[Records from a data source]
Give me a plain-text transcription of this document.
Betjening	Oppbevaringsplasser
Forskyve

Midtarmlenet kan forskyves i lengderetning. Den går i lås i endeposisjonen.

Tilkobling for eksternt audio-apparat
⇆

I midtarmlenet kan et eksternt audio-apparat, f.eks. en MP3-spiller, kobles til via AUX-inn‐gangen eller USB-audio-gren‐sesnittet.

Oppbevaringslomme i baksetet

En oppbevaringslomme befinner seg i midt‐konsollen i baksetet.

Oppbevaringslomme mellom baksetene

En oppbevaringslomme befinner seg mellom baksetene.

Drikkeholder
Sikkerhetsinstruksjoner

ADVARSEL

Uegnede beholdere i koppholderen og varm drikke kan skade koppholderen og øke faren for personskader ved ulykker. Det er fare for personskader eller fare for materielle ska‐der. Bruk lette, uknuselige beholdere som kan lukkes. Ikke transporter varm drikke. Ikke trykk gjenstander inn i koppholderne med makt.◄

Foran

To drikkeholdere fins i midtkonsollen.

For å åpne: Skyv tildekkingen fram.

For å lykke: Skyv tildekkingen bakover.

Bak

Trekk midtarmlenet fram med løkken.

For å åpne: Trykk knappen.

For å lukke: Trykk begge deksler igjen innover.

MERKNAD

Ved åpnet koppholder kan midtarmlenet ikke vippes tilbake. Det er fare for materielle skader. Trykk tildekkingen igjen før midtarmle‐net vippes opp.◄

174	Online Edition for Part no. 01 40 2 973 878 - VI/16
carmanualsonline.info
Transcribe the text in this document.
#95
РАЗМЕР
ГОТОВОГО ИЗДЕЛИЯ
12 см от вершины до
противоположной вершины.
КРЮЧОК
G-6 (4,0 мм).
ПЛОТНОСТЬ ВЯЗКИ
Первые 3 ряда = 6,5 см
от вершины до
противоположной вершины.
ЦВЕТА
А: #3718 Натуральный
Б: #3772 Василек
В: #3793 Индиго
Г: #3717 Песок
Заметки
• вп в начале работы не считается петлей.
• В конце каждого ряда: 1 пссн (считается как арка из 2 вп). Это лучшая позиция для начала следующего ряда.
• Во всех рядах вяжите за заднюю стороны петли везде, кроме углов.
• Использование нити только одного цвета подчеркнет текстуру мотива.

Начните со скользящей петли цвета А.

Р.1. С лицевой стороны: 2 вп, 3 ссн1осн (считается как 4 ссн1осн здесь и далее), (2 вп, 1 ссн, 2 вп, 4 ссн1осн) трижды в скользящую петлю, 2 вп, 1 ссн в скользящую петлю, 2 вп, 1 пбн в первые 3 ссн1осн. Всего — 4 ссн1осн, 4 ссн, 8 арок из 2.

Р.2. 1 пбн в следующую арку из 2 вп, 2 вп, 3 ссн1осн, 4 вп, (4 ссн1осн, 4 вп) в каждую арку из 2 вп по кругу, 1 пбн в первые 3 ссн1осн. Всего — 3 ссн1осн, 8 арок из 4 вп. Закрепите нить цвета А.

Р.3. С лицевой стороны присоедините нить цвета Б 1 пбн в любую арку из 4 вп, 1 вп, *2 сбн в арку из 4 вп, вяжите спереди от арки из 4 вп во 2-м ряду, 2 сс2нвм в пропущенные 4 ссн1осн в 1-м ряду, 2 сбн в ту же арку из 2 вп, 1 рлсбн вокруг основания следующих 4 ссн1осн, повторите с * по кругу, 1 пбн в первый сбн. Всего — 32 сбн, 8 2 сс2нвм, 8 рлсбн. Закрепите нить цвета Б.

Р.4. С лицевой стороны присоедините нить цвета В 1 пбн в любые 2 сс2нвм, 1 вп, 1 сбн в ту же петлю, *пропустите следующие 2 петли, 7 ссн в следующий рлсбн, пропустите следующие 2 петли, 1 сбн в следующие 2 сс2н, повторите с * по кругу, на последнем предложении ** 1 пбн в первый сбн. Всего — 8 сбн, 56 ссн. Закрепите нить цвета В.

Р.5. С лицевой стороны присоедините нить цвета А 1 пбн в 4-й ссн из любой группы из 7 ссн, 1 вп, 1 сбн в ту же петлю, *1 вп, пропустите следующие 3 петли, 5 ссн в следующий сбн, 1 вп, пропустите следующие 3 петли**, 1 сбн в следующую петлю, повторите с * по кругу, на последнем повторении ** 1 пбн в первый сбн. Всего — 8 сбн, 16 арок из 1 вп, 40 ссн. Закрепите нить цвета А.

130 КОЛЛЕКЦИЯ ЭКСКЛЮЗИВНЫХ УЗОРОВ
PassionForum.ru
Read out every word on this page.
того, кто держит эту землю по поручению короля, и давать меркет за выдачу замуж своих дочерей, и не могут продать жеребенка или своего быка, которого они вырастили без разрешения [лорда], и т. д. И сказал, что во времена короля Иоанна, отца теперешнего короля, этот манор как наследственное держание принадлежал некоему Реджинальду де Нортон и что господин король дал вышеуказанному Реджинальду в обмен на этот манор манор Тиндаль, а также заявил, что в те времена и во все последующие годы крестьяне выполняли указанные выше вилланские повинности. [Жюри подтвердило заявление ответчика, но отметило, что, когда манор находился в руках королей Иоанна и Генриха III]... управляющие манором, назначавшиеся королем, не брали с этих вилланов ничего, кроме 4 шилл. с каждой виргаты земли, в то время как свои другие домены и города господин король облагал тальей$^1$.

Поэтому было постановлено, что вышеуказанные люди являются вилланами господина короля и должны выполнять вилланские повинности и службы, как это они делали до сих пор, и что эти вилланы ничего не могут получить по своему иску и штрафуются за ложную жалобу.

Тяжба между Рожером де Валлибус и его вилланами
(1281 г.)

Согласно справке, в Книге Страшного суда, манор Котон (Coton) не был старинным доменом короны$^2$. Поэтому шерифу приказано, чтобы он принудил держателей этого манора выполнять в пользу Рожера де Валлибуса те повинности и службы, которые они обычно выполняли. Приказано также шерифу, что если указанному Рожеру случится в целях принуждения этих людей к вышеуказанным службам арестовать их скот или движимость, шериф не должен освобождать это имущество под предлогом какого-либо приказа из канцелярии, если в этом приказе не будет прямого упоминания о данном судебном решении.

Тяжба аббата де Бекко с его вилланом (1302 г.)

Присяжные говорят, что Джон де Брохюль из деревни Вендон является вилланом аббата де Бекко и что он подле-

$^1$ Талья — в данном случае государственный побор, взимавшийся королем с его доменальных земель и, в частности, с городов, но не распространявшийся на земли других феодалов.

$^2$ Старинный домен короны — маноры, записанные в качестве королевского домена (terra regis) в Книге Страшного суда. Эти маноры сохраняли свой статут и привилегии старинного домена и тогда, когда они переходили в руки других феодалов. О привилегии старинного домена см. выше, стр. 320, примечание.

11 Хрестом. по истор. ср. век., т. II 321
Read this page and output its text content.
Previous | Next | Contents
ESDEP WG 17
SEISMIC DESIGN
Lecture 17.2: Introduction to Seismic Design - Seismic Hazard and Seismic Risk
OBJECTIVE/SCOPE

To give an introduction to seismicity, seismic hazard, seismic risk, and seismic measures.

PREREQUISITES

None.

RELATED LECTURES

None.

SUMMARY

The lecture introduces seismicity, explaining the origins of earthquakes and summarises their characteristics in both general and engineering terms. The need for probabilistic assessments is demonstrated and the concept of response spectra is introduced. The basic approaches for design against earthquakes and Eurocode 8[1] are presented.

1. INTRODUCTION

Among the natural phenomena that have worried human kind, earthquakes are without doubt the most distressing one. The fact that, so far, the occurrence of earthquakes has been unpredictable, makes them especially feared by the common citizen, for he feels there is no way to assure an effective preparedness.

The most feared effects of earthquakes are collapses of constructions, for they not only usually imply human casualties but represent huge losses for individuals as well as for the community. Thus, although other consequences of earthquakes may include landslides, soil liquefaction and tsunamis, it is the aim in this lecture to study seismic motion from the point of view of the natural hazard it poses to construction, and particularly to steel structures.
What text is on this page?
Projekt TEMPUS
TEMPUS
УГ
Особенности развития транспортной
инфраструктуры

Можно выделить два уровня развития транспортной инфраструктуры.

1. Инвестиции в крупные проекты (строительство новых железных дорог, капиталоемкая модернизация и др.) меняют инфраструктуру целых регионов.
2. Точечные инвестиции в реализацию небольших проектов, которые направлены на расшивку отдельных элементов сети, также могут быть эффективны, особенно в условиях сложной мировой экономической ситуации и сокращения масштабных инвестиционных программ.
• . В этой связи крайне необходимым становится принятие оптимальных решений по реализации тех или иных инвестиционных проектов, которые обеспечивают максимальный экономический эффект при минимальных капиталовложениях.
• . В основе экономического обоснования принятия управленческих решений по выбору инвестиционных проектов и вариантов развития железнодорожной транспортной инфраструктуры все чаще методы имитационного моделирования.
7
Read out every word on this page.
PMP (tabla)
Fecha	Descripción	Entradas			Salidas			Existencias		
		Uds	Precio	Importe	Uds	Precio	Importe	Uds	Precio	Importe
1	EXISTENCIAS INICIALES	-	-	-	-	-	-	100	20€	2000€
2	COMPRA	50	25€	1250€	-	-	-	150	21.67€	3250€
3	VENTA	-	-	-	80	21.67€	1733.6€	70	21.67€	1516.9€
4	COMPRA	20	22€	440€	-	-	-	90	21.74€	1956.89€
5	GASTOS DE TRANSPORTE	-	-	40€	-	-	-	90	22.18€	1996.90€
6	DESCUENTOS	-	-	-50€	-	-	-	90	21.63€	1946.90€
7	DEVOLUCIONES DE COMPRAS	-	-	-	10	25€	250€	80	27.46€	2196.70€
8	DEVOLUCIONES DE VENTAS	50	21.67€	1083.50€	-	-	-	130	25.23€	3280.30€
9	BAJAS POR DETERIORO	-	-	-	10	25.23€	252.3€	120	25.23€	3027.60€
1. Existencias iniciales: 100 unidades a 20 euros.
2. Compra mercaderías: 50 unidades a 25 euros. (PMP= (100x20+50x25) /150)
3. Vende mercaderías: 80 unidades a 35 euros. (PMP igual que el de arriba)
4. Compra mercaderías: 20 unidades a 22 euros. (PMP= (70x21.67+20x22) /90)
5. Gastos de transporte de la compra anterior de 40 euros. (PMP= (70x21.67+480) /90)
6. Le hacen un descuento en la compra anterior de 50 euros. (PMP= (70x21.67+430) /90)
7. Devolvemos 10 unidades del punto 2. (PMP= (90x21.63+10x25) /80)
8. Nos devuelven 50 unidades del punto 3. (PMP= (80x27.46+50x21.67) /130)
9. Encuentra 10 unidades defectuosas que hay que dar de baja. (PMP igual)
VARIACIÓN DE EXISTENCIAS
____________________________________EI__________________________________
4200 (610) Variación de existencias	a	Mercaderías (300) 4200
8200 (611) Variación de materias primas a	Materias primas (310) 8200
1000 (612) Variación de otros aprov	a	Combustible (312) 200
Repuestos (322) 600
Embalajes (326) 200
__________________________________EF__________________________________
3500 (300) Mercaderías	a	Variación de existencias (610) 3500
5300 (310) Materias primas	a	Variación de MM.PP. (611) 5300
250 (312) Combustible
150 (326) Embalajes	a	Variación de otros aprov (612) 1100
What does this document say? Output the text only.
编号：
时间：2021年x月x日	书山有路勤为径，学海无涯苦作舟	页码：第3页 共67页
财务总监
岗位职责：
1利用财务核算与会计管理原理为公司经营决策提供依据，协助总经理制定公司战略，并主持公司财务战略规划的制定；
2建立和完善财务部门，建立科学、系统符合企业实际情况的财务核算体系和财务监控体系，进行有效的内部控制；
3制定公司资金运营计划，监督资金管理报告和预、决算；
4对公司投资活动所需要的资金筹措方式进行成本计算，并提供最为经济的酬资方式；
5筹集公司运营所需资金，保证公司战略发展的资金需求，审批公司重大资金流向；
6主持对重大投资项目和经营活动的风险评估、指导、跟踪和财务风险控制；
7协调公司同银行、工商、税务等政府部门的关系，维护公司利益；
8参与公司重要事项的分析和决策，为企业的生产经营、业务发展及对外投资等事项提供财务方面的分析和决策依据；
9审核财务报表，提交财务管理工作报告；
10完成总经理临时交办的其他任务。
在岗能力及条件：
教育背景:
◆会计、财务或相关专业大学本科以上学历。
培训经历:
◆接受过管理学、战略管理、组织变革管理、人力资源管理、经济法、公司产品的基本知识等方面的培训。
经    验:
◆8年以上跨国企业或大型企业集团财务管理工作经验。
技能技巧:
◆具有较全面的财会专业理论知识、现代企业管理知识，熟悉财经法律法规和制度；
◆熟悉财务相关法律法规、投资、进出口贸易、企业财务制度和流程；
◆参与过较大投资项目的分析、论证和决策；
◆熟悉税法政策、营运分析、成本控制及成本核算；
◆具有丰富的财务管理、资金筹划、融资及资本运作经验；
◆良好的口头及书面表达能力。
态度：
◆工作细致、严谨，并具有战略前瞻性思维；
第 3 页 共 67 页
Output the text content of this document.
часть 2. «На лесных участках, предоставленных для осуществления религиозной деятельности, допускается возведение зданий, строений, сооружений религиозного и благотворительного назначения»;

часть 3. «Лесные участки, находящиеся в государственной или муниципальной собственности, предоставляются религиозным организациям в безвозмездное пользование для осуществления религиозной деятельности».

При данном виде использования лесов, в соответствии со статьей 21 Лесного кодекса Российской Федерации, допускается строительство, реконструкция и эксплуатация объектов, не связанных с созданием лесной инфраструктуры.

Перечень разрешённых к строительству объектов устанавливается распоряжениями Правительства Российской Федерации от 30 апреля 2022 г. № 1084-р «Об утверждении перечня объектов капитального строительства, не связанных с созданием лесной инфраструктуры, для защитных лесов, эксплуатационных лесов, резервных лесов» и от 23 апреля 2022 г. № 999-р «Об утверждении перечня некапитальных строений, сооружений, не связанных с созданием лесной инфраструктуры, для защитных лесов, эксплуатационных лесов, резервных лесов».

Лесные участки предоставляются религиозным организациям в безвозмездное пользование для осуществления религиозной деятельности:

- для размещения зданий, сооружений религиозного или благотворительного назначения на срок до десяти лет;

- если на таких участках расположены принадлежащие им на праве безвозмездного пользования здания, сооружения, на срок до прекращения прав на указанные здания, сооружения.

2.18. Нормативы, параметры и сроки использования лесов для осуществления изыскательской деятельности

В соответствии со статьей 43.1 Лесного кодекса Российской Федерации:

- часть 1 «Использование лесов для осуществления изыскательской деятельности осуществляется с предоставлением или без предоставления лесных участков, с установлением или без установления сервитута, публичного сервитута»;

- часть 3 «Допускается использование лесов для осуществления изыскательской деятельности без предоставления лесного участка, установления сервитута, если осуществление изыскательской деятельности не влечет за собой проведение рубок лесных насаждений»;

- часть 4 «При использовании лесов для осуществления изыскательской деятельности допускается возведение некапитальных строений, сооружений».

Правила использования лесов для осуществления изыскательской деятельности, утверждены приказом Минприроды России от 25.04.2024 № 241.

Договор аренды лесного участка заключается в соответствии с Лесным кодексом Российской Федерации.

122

THE EXERCISE => Return each line of the data that contains the string "следующую".

EXERCISE OUTPUT =>
Р.2. 1 пбн в следующую арку из 2 вп, 2 вп, 3 ссн1осн, 4 вп, (4 ссн1осн, 4 вп) в каждую арку из 2 вп по кругу, 1 пбн в первые 3 ссн1осн. Всего — 3 ссн1осн, 8 арок из 4 вп. Закрепите нить цвета А.
Р.5. С лицевой стороны присоедините нить цвета А 1 пбн в 4-й ссн из любой группы из 7 ссн, 1 вп, 1 сбн в ту же петлю, *1 вп, пропустите следующие 3 петли, 5 ссн в следующий сбн, 1 вп, пропустите следующие 3 петли**, 1 сбн в следующую петлю, повторите с * по кругу, на последнем повторении ** 1 пбн в первый сбн. Всего — 8 сбн, 16 арок из 1 вп, 40 ссн. Закрепите нить цвета А.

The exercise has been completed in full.